### DESCRIPTION OF THE TASK
Transcribe every entry word for word, but skip the images.

— Start —

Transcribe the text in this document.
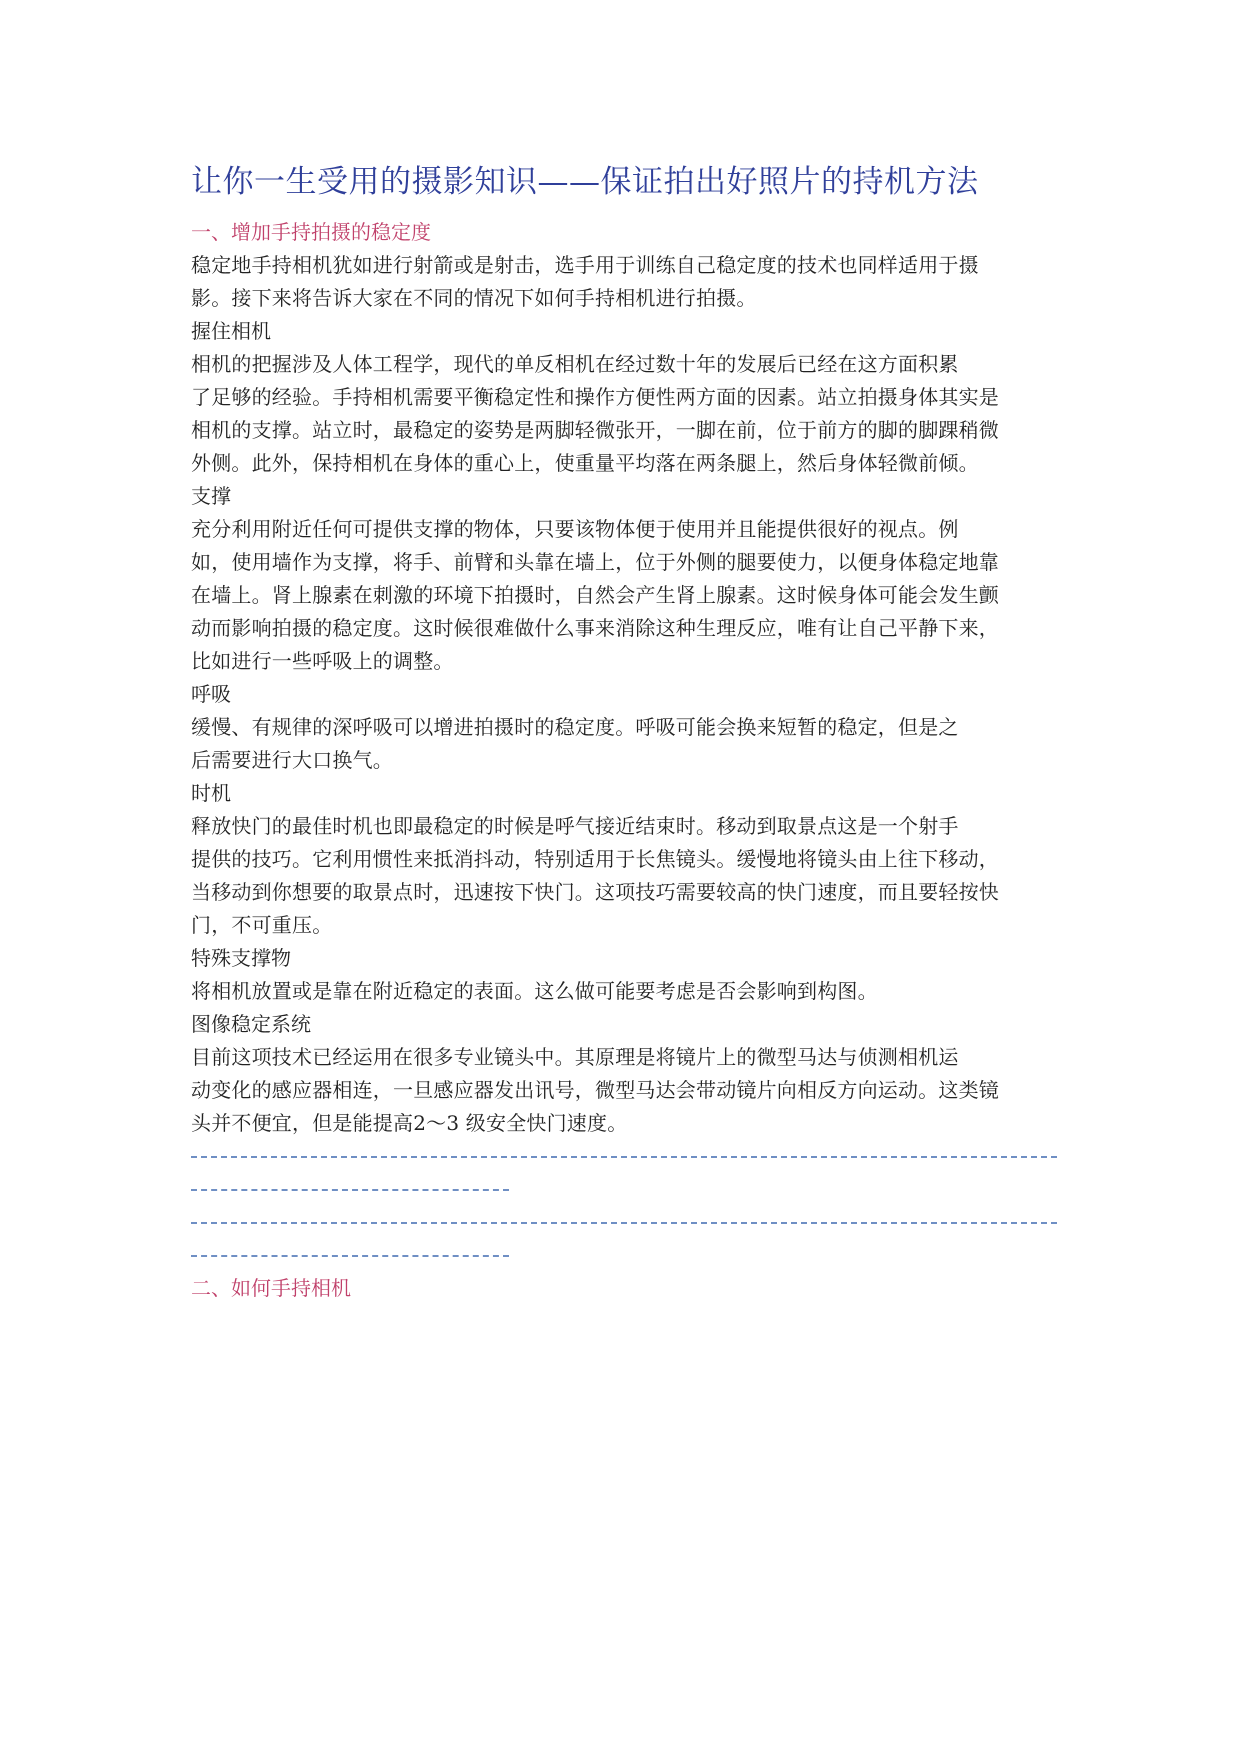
让你一生受用的摄影知识——保证拍出好照片的持机方法
一、增加手持拍摄的稳定度
稳定地手持相机犹如进行射箭或是射击，选手用于训练自己稳定度的技术也同样适用于摄
影。接下来将告诉大家在不同的情况下如何手持相机进行拍摄。
握住相机
相机的把握涉及人体工程学，现代的单反相机在经过数十年的发展后已经在这方面积累
了足够的经验。手持相机需要平衡稳定性和操作方便性两方面的因素。站立拍摄身体其实是
相机的支撑。站立时，最稳定的姿势是两脚轻微张开，一脚在前，位于前方的脚的脚踝稍微
外侧。此外，保持相机在身体的重心上，使重量平均落在两条腿上，然后身体轻微前倾。
支撑
充分利用附近任何可提供支撑的物体，只要该物体便于使用并且能提供很好的视点。例
如，使用墙作为支撑，将手、前臂和头靠在墙上，位于外侧的腿要使力，以便身体稳定地靠
在墙上。肾上腺素在刺激的环境下拍摄时，自然会产生肾上腺素。这时候身体可能会发生颤
动而影响拍摄的稳定度。这时候很难做什么事来消除这种生理反应，唯有让自己平静下来，
比如进行一些呼吸上的调整。
呼吸
缓慢、有规律的深呼吸可以增进拍摄时的稳定度。呼吸可能会换来短暂的稳定，但是之
后需要进行大口换气。
时机
释放快门的最佳时机也即最稳定的时候是呼气接近结束时。移动到取景点这是一个射手
提供的技巧。它利用惯性来抵消抖动，特别适用于长焦镜头。缓慢地将镜头由上往下移动，
当移动到你想要的取景点时，迅速按下快门。这项技巧需要较高的快门速度，而且要轻按快
门，不可重压。
特殊支撑物
将相机放置或是靠在附近稳定的表面。这么做可能要考虑是否会影响到构图。
图像稳定系统
目前这项技术已经运用在很多专业镜头中。其原理是将镜片上的微型马达与侦测相机运
动变化的感应器相连，一旦感应器发出讯号，微型马达会带动镜片向相反方向运动。这类镜
头并不便宜，但是能提高2～3 级安全快门速度。
二、如何手持相机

— End —

### SOLUTION FOR THIS EXERCISE
Transcribe the text in this document.
让你一生受用的摄影知识——保证拍出好照片的持机方法
一、增加手持拍摄的稳定度
稳定地手持相机犹如进行射箭或是射击，选手用于训练自己稳定度的技术也同样适用于摄
影。接下来将告诉大家在不同的情况下如何手持相机进行拍摄。
握住相机
相机的把握涉及人体工程学，现代的单反相机在经过数十年的发展后已经在这方面积累
了足够的经验。手持相机需要平衡稳定性和操作方便性两方面的因素。站立拍摄身体其实是
相机的支撑。站立时，最稳定的姿势是两脚轻微张开，一脚在前，位于前方的脚的脚踝稍微
外侧。此外，保持相机在身体的重心上，使重量平均落在两条腿上，然后身体轻微前倾。
支撑
充分利用附近任何可提供支撑的物体，只要该物体便于使用并且能提供很好的视点。例
如，使用墙作为支撑，将手、前臂和头靠在墙上，位于外侧的腿要使力，以便身体稳定地靠
在墙上。肾上腺素在刺激的环境下拍摄时，自然会产生肾上腺素。这时候身体可能会发生颤
动而影响拍摄的稳定度。这时候很难做什么事来消除这种生理反应，唯有让自己平静下来，
比如进行一些呼吸上的调整。
呼吸
缓慢、有规律的深呼吸可以增进拍摄时的稳定度。呼吸可能会换来短暂的稳定，但是之
后需要进行大口换气。
时机
释放快门的最佳时机也即最稳定的时候是呼气接近结束时。移动到取景点这是一个射手
提供的技巧。它利用惯性来抵消抖动，特别适用于长焦镜头。缓慢地将镜头由上往下移动，
当移动到你想要的取景点时，迅速按下快门。这项技巧需要较高的快门速度，而且要轻按快
门，不可重压。
特殊支撑物
将相机放置或是靠在附近稳定的表面。这么做可能要考虑是否会影响到构图。
图像稳定系统
目前这项技术已经运用在很多专业镜头中。其原理是将镜片上的微型马达与侦测相机运
动变化的感应器相连，一旦感应器发出讯号，微型马达会带动镜片向相反方向运动。这类镜
头并不便宜，但是能提高2～3 级安全快门速度。
二、如何手持相机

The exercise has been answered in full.